__WRITTEN INSTRUCTION__. In the data that follows, count every line holding the string "Перемиловское" and give the count alone.

╔══

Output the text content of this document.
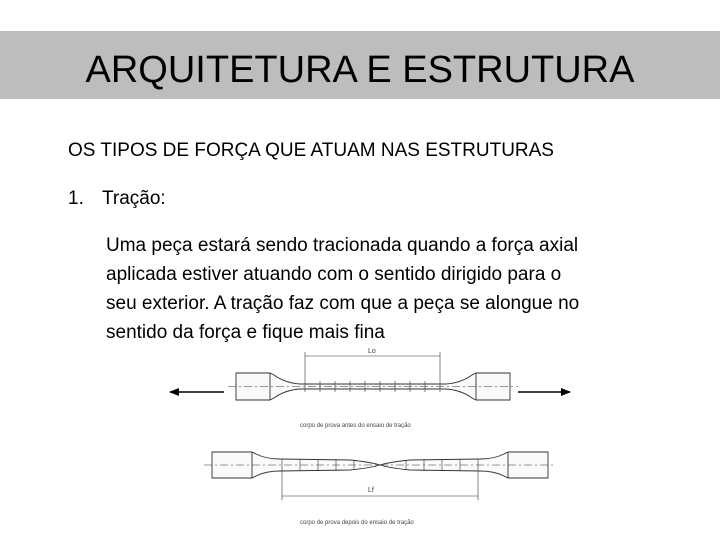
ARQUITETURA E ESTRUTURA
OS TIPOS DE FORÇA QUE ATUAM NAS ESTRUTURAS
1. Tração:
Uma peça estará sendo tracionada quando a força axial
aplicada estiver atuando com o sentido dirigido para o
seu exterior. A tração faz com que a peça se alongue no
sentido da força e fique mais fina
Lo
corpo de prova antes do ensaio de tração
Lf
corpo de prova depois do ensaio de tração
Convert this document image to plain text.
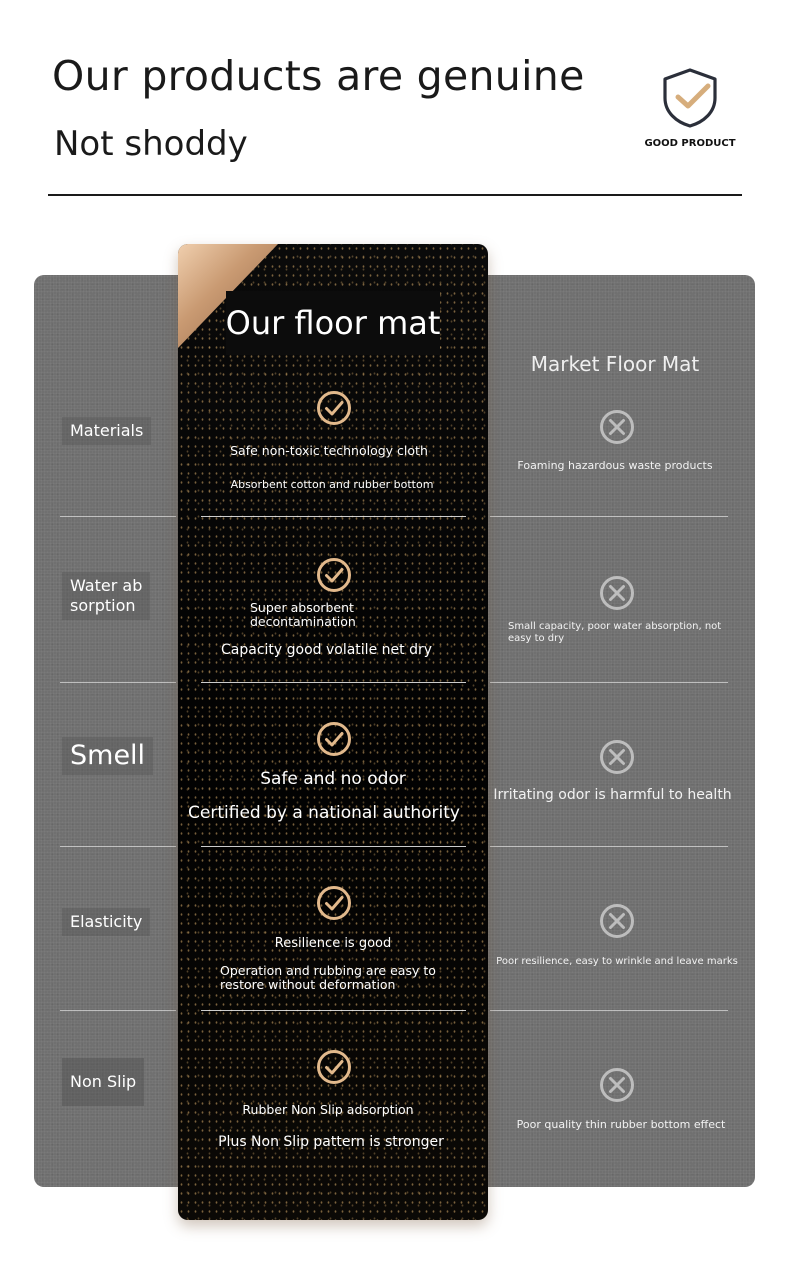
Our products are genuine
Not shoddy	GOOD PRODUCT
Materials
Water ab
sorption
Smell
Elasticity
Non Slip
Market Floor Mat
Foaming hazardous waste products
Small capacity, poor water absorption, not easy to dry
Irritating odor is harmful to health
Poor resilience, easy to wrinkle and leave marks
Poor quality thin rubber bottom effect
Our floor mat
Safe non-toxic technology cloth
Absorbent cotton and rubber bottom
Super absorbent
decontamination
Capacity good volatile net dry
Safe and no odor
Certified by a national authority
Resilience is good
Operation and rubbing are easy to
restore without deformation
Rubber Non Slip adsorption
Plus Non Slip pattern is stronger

╚══
╔══

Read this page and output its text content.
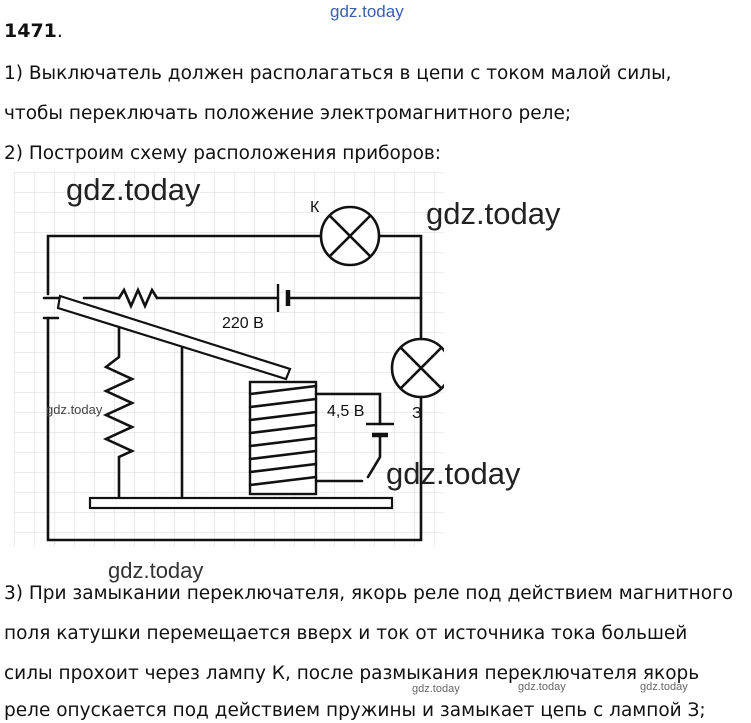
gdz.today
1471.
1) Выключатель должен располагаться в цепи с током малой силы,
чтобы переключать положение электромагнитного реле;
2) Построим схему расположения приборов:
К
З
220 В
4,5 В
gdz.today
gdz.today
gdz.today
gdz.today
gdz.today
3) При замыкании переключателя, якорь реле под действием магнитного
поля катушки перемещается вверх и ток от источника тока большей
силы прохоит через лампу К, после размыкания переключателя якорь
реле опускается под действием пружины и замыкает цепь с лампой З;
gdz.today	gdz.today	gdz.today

╚══
╔══

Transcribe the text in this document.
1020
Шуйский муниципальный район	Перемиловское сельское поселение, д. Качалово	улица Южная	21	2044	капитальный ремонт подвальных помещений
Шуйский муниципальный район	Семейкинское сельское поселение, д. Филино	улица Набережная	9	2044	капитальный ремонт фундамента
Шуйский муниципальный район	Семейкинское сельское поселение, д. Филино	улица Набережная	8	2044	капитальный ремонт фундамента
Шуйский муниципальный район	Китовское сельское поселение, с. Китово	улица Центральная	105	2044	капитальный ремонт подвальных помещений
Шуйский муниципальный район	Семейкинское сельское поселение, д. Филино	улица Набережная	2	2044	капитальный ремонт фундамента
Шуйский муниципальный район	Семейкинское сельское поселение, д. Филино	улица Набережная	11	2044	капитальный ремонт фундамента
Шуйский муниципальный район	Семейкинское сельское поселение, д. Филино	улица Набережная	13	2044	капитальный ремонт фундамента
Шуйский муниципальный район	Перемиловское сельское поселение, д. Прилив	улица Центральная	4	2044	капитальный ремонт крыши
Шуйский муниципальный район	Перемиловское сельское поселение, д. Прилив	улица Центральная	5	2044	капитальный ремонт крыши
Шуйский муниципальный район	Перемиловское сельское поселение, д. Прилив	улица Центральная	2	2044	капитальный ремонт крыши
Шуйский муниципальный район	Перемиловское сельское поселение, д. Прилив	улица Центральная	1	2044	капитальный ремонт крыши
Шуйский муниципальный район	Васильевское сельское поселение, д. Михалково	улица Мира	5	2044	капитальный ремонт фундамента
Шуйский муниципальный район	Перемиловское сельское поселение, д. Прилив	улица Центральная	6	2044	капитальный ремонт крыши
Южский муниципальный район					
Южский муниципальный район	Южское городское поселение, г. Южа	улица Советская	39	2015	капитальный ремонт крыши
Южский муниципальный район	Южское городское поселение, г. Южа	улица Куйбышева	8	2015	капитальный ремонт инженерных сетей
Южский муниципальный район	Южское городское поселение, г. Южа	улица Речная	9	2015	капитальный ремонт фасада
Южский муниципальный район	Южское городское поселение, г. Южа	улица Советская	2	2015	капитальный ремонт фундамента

╚══

__SOLUTION TO THIS EXERCISE__. 6